++++ DATASET ENTRIES

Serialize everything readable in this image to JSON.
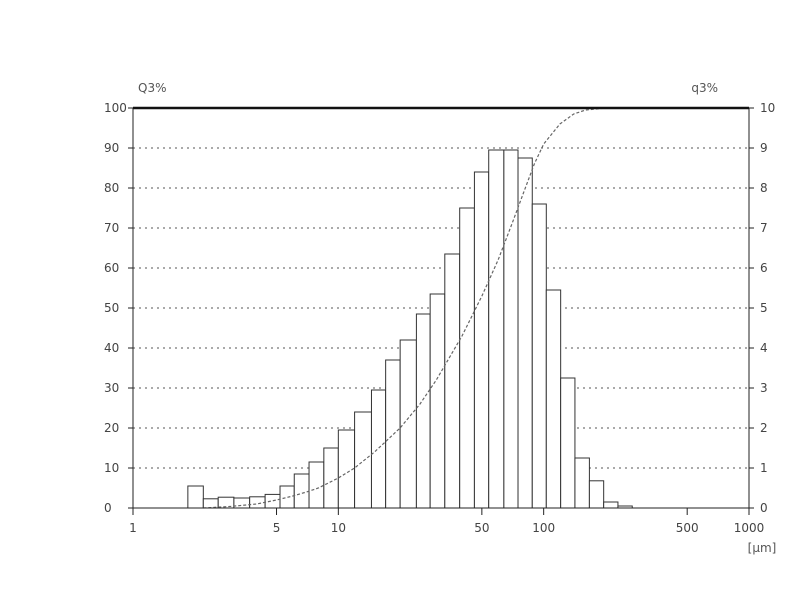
{
  "chart_data": {
    "type": "bar",
    "title": "",
    "left_axis_label": "Q3%",
    "right_axis_label": "q3%",
    "x_unit_label": "[µm]",
    "x_scale": "log",
    "xlim": [
      1,
      1000
    ],
    "ylim_left": [
      0,
      100
    ],
    "ylim_right": [
      0,
      10
    ],
    "grid": true,
    "x_tick_labels": [
      "1",
      "5",
      "10",
      "50",
      "100",
      "500",
      "1000"
    ],
    "x_tick_values": [
      1,
      5,
      10,
      50,
      100,
      500,
      1000
    ],
    "left_tick_labels": [
      "0",
      "10",
      "20",
      "30",
      "40",
      "50",
      "60",
      "70",
      "80",
      "90",
      "100"
    ],
    "right_tick_labels": [
      "0",
      "1",
      "2",
      "3",
      "4",
      "5",
      "6",
      "7",
      "8",
      "9",
      "10"
    ],
    "histogram_q3": [
      {
        "x0": 1.85,
        "x1": 2.2,
        "y": 0.55
      },
      {
        "x0": 2.2,
        "x1": 2.6,
        "y": 0.23
      },
      {
        "x0": 2.6,
        "x1": 3.1,
        "y": 0.27
      },
      {
        "x0": 3.1,
        "x1": 3.7,
        "y": 0.25
      },
      {
        "x0": 3.7,
        "x1": 4.4,
        "y": 0.28
      },
      {
        "x0": 4.4,
        "x1": 5.2,
        "y": 0.34
      },
      {
        "x0": 5.2,
        "x1": 6.1,
        "y": 0.55
      },
      {
        "x0": 6.1,
        "x1": 7.2,
        "y": 0.85
      },
      {
        "x0": 7.2,
        "x1": 8.5,
        "y": 1.15
      },
      {
        "x0": 8.5,
        "x1": 10,
        "y": 1.5
      },
      {
        "x0": 10,
        "x1": 12,
        "y": 1.95
      },
      {
        "x0": 12,
        "x1": 14.5,
        "y": 2.4
      },
      {
        "x0": 14.5,
        "x1": 17,
        "y": 2.95
      },
      {
        "x0": 17,
        "x1": 20,
        "y": 3.7
      },
      {
        "x0": 20,
        "x1": 24,
        "y": 4.2
      },
      {
        "x0": 24,
        "x1": 28,
        "y": 4.85
      },
      {
        "x0": 28,
        "x1": 33,
        "y": 5.35
      },
      {
        "x0": 33,
        "x1": 39,
        "y": 6.35
      },
      {
        "x0": 39,
        "x1": 46,
        "y": 7.5
      },
      {
        "x0": 46,
        "x1": 54,
        "y": 8.4
      },
      {
        "x0": 54,
        "x1": 64,
        "y": 8.95
      },
      {
        "x0": 64,
        "x1": 75,
        "y": 8.95
      },
      {
        "x0": 75,
        "x1": 88,
        "y": 8.75
      },
      {
        "x0": 88,
        "x1": 103,
        "y": 7.6
      },
      {
        "x0": 103,
        "x1": 121,
        "y": 5.45
      },
      {
        "x0": 121,
        "x1": 142,
        "y": 3.25
      },
      {
        "x0": 142,
        "x1": 167,
        "y": 1.25
      },
      {
        "x0": 167,
        "x1": 196,
        "y": 0.68
      },
      {
        "x0": 196,
        "x1": 230,
        "y": 0.15
      },
      {
        "x0": 230,
        "x1": 270,
        "y": 0.05
      }
    ],
    "cumulative_Q3": {
      "x": [
        2.2,
        3,
        4,
        5,
        6,
        7,
        8,
        10,
        12,
        15,
        20,
        25,
        30,
        40,
        50,
        60,
        70,
        80,
        90,
        100,
        120,
        140,
        160,
        200,
        300
      ],
      "y": [
        0,
        0.4,
        1,
        2,
        3,
        4,
        5,
        7.5,
        10,
        14,
        20,
        26,
        32,
        43,
        53,
        62,
        71,
        79,
        86,
        91,
        96,
        98.5,
        99.5,
        100,
        100
      ]
    }
  }
}
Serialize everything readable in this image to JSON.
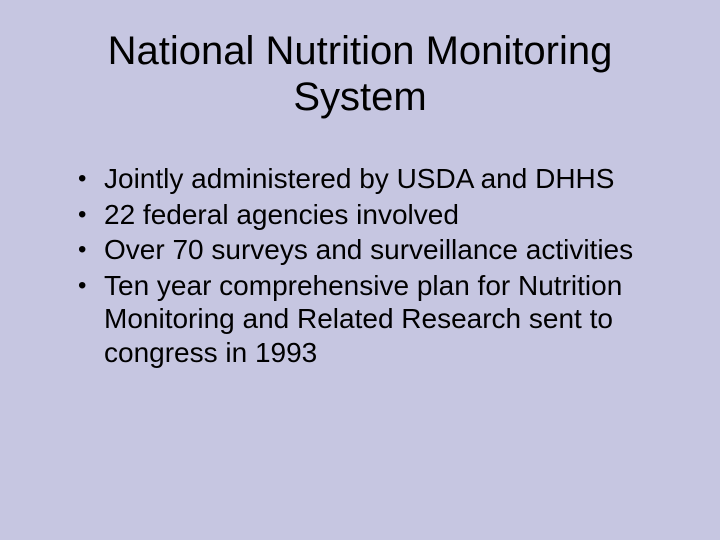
{
  "slide": {
    "background_color": "#c6c6e1",
    "text_color": "#000000",
    "title": "National Nutrition Monitoring System",
    "title_fontsize": 40,
    "title_fontweight": 400,
    "bullet_fontsize": 28,
    "bullets": [
      "Jointly administered by USDA and DHHS",
      "22 federal agencies involved",
      "Over 70 surveys and surveillance activities",
      "Ten year comprehensive plan for Nutrition Monitoring and Related Research sent to congress in 1993"
    ]
  }
}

++++++++

▶ EXERCISE: The records above must be printed exactly; the pictures stay out.

▶ SOLUTION BELOW:
Serialize everything readable in this image to JSON.
{
  "chart_data": {
    "type": "bar",
    "title": "",
    "left_axis_label": "Q3%",
    "right_axis_label": "q3%",
    "x_unit_label": "[µm]",
    "x_scale": "log",
    "xlim": [
      1,
      1000
    ],
    "ylim_left": [
      0,
      100
    ],
    "ylim_right": [
      0,
      10
    ],
    "grid": true,
    "x_tick_labels": [
      "1",
      "5",
      "10",
      "50",
      "100",
      "500",
      "1000"
    ],
    "x_tick_values": [
      1,
      5,
      10,
      50,
      100,
      500,
      1000
    ],
    "left_tick_labels": [
      "0",
      "10",
      "20",
      "30",
      "40",
      "50",
      "60",
      "70",
      "80",
      "90",
      "100"
    ],
    "right_tick_labels": [
      "0",
      "1",
      "2",
      "3",
      "4",
      "5",
      "6",
      "7",
      "8",
      "9",
      "10"
    ],
    "histogram_q3": [
      {
        "x0": 1.85,
        "x1": 2.2,
        "y": 0.55
      },
      {
        "x0": 2.2,
        "x1": 2.6,
        "y": 0.23
      },
      {
        "x0": 2.6,
        "x1": 3.1,
        "y": 0.27
      },
      {
        "x0": 3.1,
        "x1": 3.7,
        "y": 0.25
      },
      {
        "x0": 3.7,
        "x1": 4.4,
        "y": 0.28
      },
      {
        "x0": 4.4,
        "x1": 5.2,
        "y": 0.34
      },
      {
        "x0": 5.2,
        "x1": 6.1,
        "y": 0.55
      },
      {
        "x0": 6.1,
        "x1": 7.2,
        "y": 0.85
      },
      {
        "x0": 7.2,
        "x1": 8.5,
        "y": 1.15
      },
      {
        "x0": 8.5,
        "x1": 10,
        "y": 1.5
      },
      {
        "x0": 10,
        "x1": 12,
        "y": 1.95
      },
      {
        "x0": 12,
        "x1": 14.5,
        "y": 2.4
      },
      {
        "x0": 14.5,
        "x1": 17,
        "y": 2.95
      },
      {
        "x0": 17,
        "x1": 20,
        "y": 3.7
      },
      {
        "x0": 20,
        "x1": 24,
        "y": 4.2
      },
      {
        "x0": 24,
        "x1": 28,
        "y": 4.85
      },
      {
        "x0": 28,
        "x1": 33,
        "y": 5.35
      },
      {
        "x0": 33,
        "x1": 39,
        "y": 6.35
      },
      {
        "x0": 39,
        "x1": 46,
        "y": 7.5
      },
      {
        "x0": 46,
        "x1": 54,
        "y": 8.4
      },
      {
        "x0": 54,
        "x1": 64,
        "y": 8.95
      },
      {
        "x0": 64,
        "x1": 75,
        "y": 8.95
      },
      {
        "x0": 75,
        "x1": 88,
        "y": 8.75
      },
      {
        "x0": 88,
        "x1": 103,
        "y": 7.6
      },
      {
        "x0": 103,
        "x1": 121,
        "y": 5.45
      },
      {
        "x0": 121,
        "x1": 142,
        "y": 3.25
      },
      {
        "x0": 142,
        "x1": 167,
        "y": 1.25
      },
      {
        "x0": 167,
        "x1": 196,
        "y": 0.68
      },
      {
        "x0": 196,
        "x1": 230,
        "y": 0.15
      },
      {
        "x0": 230,
        "x1": 270,
        "y": 0.05
      }
    ],
    "cumulative_Q3": {
      "x": [
        2.2,
        3,
        4,
        5,
        6,
        7,
        8,
        10,
        12,
        15,
        20,
        25,
        30,
        40,
        50,
        60,
        70,
        80,
        90,
        100,
        120,
        140,
        160,
        200,
        300
      ],
      "y": [
        0,
        0.4,
        1,
        2,
        3,
        4,
        5,
        7.5,
        10,
        14,
        20,
        26,
        32,
        43,
        53,
        62,
        71,
        79,
        86,
        91,
        96,
        98.5,
        99.5,
        100,
        100
      ]
    }
  }
}
Serialize everything readable in this image to JSON.
{
  "slide": {
    "background_color": "#c6c6e1",
    "text_color": "#000000",
    "title": "National Nutrition Monitoring System",
    "title_fontsize": 40,
    "title_fontweight": 400,
    "bullet_fontsize": 28,
    "bullets": [
      "Jointly administered by USDA and DHHS",
      "22 federal agencies involved",
      "Over 70 surveys and surveillance activities",
      "Ten year comprehensive plan for Nutrition Monitoring and Related Research sent to congress in 1993"
    ]
  }
}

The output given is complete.